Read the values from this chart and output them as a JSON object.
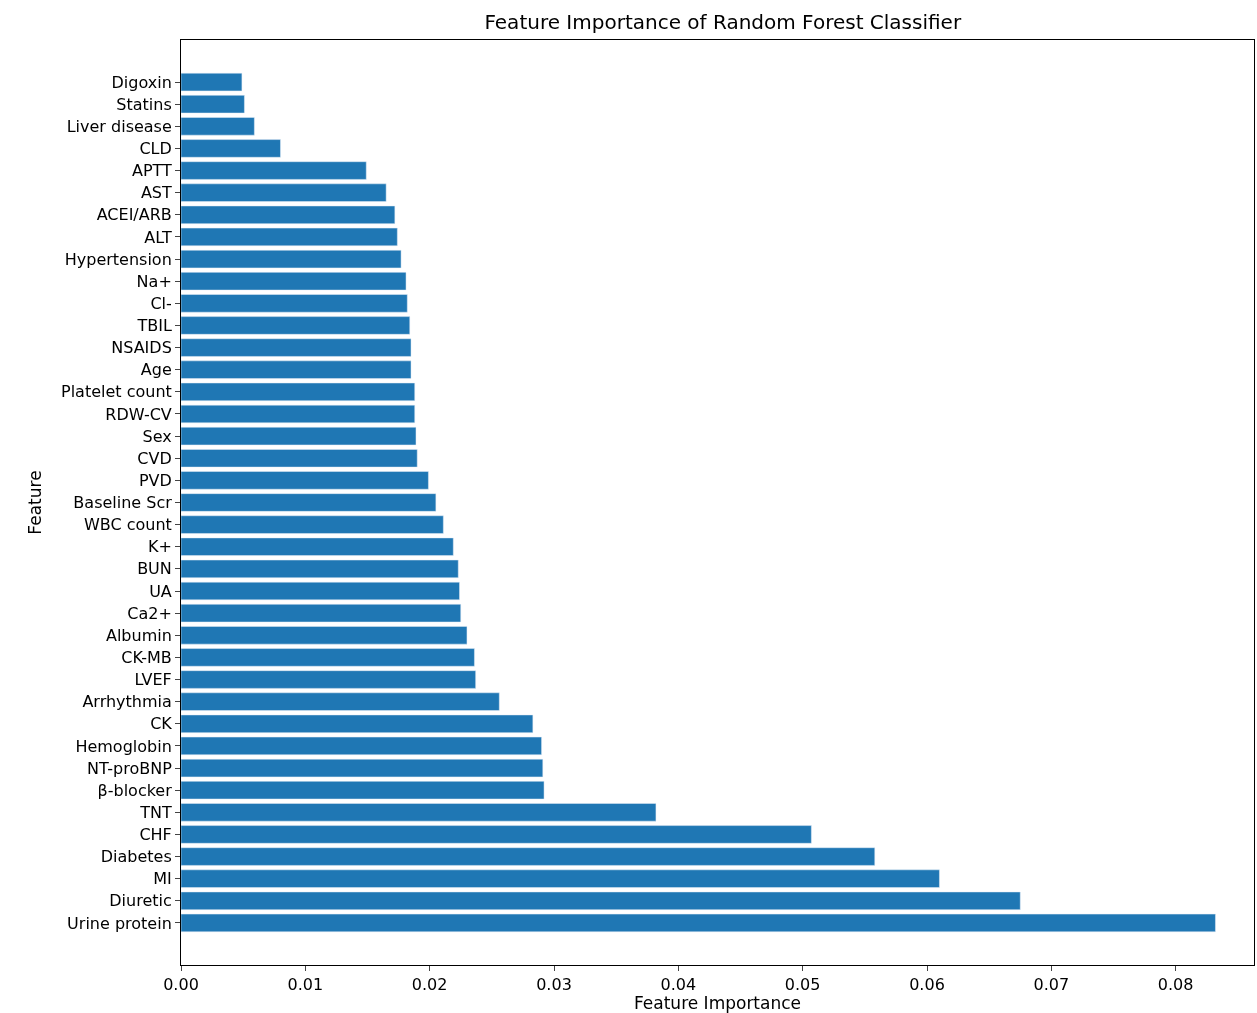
{
  "chart_data": {
    "type": "bar",
    "orientation": "horizontal",
    "title": "Feature Importance of Random Forest Classifier",
    "xlabel": "Feature Importance",
    "ylabel": "Feature",
    "color": "#1f77b4",
    "categories": [
      "Digoxin",
      "Statins",
      "Liver disease",
      "CLD",
      "APTT",
      "AST",
      "ACEI/ARB",
      "ALT",
      "Hypertension",
      "Na+",
      "Cl-",
      "TBIL",
      "NSAIDS",
      "Age",
      "Platelet count",
      "RDW-CV",
      "Sex",
      "CVD",
      "PVD",
      "Baseline Scr",
      "WBC count",
      "K+",
      "BUN",
      "UA",
      "Ca2+",
      "Albumin",
      "CK-MB",
      "LVEF",
      "Arrhythmia",
      "CK",
      "Hemoglobin",
      "NT-proBNP",
      "β-blocker",
      "TNT",
      "CHF",
      "Diabetes",
      "MI",
      "Diuretic",
      "Urine protein"
    ],
    "values": [
      0.0049,
      0.0051,
      0.0059,
      0.008,
      0.0149,
      0.0165,
      0.0172,
      0.0174,
      0.0177,
      0.0181,
      0.0182,
      0.0184,
      0.0185,
      0.0185,
      0.0188,
      0.0188,
      0.0189,
      0.019,
      0.0199,
      0.0205,
      0.0211,
      0.0219,
      0.0223,
      0.0224,
      0.0225,
      0.023,
      0.0236,
      0.0237,
      0.0256,
      0.0283,
      0.029,
      0.0291,
      0.0292,
      0.0382,
      0.0507,
      0.0558,
      0.061,
      0.0675,
      0.0832
    ],
    "xlim": [
      0,
      0.0863
    ],
    "xticks": [
      {
        "value": 0,
        "label": "0.00"
      },
      {
        "value": 0.01,
        "label": "0.01"
      },
      {
        "value": 0.02,
        "label": "0.02"
      },
      {
        "value": 0.03,
        "label": "0.03"
      },
      {
        "value": 0.04,
        "label": "0.04"
      },
      {
        "value": 0.05,
        "label": "0.05"
      },
      {
        "value": 0.06,
        "label": "0.06"
      },
      {
        "value": 0.07,
        "label": "0.07"
      },
      {
        "value": 0.08,
        "label": "0.08"
      }
    ]
  }
}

### Your instructions
Copy each line above that contains the string "values".

### The completed task
Read the values from this chart and output them as a JSON object.
    "values": [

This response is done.